Déjà, c'est étrange qu'ils n'aient rien trouvé.
Si quelque chose doit être trouvé, seuls les inspecteurs,
les experts des Nations Unies peuvent dire d'où proviennent
ces armes.
LE CHANCELIER
SCHRÖDER - Tout d'abord, je voudrais dire que c'est une victoire
militaire ou que cela deviendra une victoire militaire, aucun doute
ne peut être permis. Il importera maintenant de faire de cette
victoire militaire un bénéfice pour le peuple iraquien
et pour toute la région et, à partir de là,
pour la politique internationale. Voilà le devoir qui est
le nôtre.
A la lumière
de ce devoir, je me passerai de parler du passé. Mais je
parlerai plutôt avec d'autres sur les possibilités
qui existent pour faire d'une victoire militaire un bénéfice
durable pour le peuple iraquien et la région. Et c'est exactement
de cela que nous avons parlé ce soir. Et ceci doit se faire
le plus vite possible. Plus nous réaliserons ce point, plus
la chance sera grande. Aide humanitaire pour le peuple iraquien
dans les meilleurs délais, aussi vaste que possible, rétablissement
de l'ordre dans le pays sous la responsabilité des alliés.
Et, troisièmement, sous le toit des Nations Unies, il faudra
donner l'aide et des perspectives en vue de la reconstruction d'un
Iraq démocratique dont nous espérons qu'à l'avenir
il connaîtra la prospérité. D'ailleurs, vu le
potentiel énorme qui existe dans ce pays, je crois que cela
est faisable. Et sur ces questions-là, également,
c'est là-dessus que l'opinion publique et les hommes politiques
de tous les pays devraient se mettre d'accord sur le fait que c'est
cela la question-clé.
LE PRESIDENT
CHIRAC - Je suis tout à fait d'accord avec ce qui a été
dit, d'abord par le Président POUTINE et ensuite par le Chancelier.
Pour donner mon sentiment sur la question précise qui, si
j'ai bien compris, a été posée et qui concernait
l'ordre public et l'ordre humain, je voudrais dire que, conformément,
d'ailleurs le Président POUTINE l'a évoqué,
aux lois de la guerre et au droit international, c'est aux forces
américaines et anglaises en tant que puissances occupantes
que revient cette responsabilité de maintenir l'ordre et
de créer les conditions permettant -c'est ce que nous demandons-
d'acheminer l'aide humanitaire. C'est, dans cette phase actuelle
et avant la phase de reconstruction, la responsabilité des
puissances occupantes.
QUESTION -
En vous réunissant au sommet à trois, vous n'avez
par l'impression de prolonger la fracture de la communauté
internationale, de l'incarner?

Données enregistrées:
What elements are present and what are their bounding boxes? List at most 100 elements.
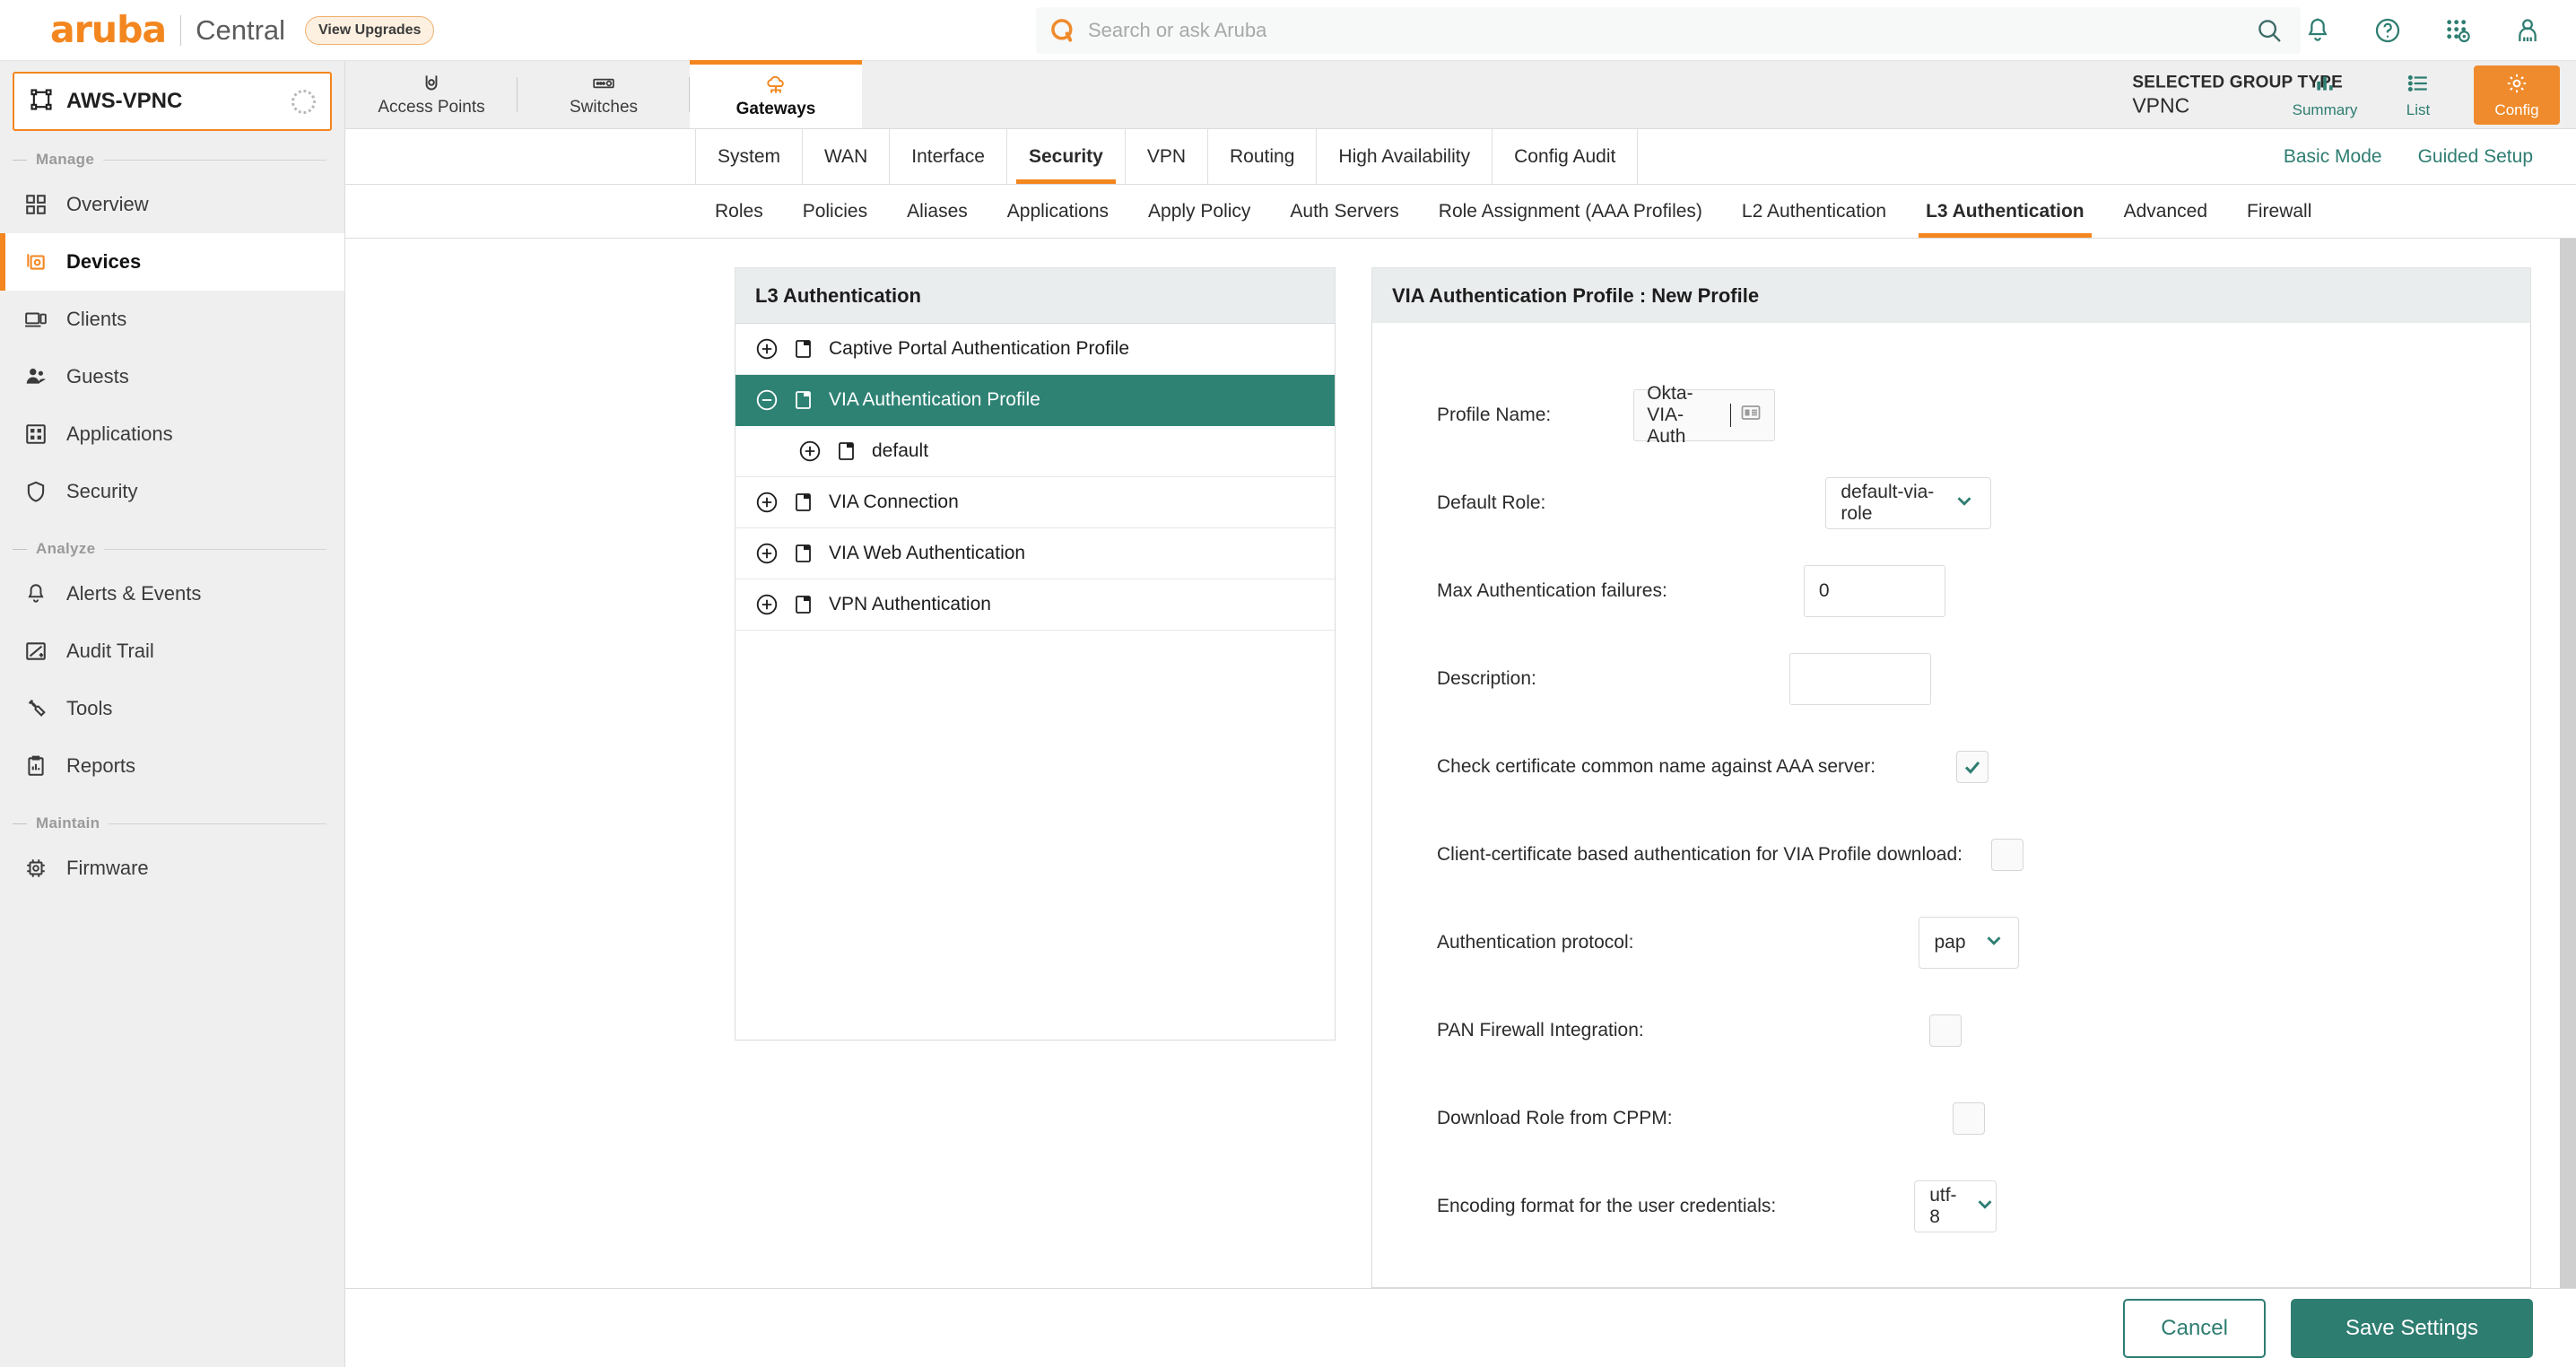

Énoncé écrit 1:
Ces affirmations concordent-elles avec la conférence de presse sur l'Iraq ? Pour chacune, répondez par oui ou non en citant mot pour mot le passage décisif.
(a) Schröder annonce qu'il va parler du passé.
(b) Selon Chirac, la responsabilité de maintenir l'ordre revient aux forces américaines et anglaises.
(c) Schröder veut que l'aide à la reconstruction soit donnée sous le toit de l'OTAN.
Énoncé écrit 2:
Comment traduire en anglais cette phrase de la conférence de presse sur l'Iraq : « C'est, dans cette phase actuelle et avant la phase de reconstruction, la responsabilité des puissances occupantes. » ?
Énoncé écrit 3:
Poursuivez la conférence de presse sur l'Iraq à partir de la dernière phrase donnée.

Réponse 1:
(a) Non : « je me passerai de parler du passé ».
(b) Oui : « c'est aux forces américaines et anglaises en tant que puissances occupantes que revient cette responsabilité de maintenir l'ordre ».
(c) Non : « sous le toit des Nations Unies, il faudra donner l'aide et des perspectives en vue de la reconstruction ».

Réponse 2:
In this current phase, and before the reconstruction phase, it is the responsibility of the occupying powers.

Réponse 3:
LE PRESIDENT
POUTINE - Non. nous ne le croyons pas. Ce n'est pas par hasard que
j'ai dit que ce n'est pas la première rencontre en cette
formation. En 1998, cette rencontre a déjà eu lieu.
Il existe d'autres formes tripartites, France, Allemagne et Pologne,
et je crois que la prochaine rencontre est prévue pour bientôt.
Le but de notre
rencontre n'est pas la division de la communauté internationale
mais la recherche d'une voie de travail commun dans la construction
d'une structure, de l'architecture de sécurité internationale
acceptable pour tous au XXIe siècle. Notre rencontre a un
caractère ouvert. Tout le monde la connaissait, d'autres
collègues ont reçu des invitations. Naturellement,
cela s'est fait dans des très brefs délais et ils
n'ont pas pu venir. Nous avons l'intention de continuer à
travailler dans ce format, et même dans un format plus large.
LE CHANCELIER
SCHRÖDER - Je voudrais faire le commentaire suivant. Je ne
comprends pas très bien pourquoi vous posez cette question.
Car il y a des soupçons, beaucoup d'hypothèses, beaucoup
de soupçons et de choses qui ont été dites.
Qu'est-ce qu'on attend dans une situation difficile ? Qu'attendent
les peuples que nous représentons, qu'est-ce qu'ils attendent
des hommes qui font preuve de sens des responsabilités ?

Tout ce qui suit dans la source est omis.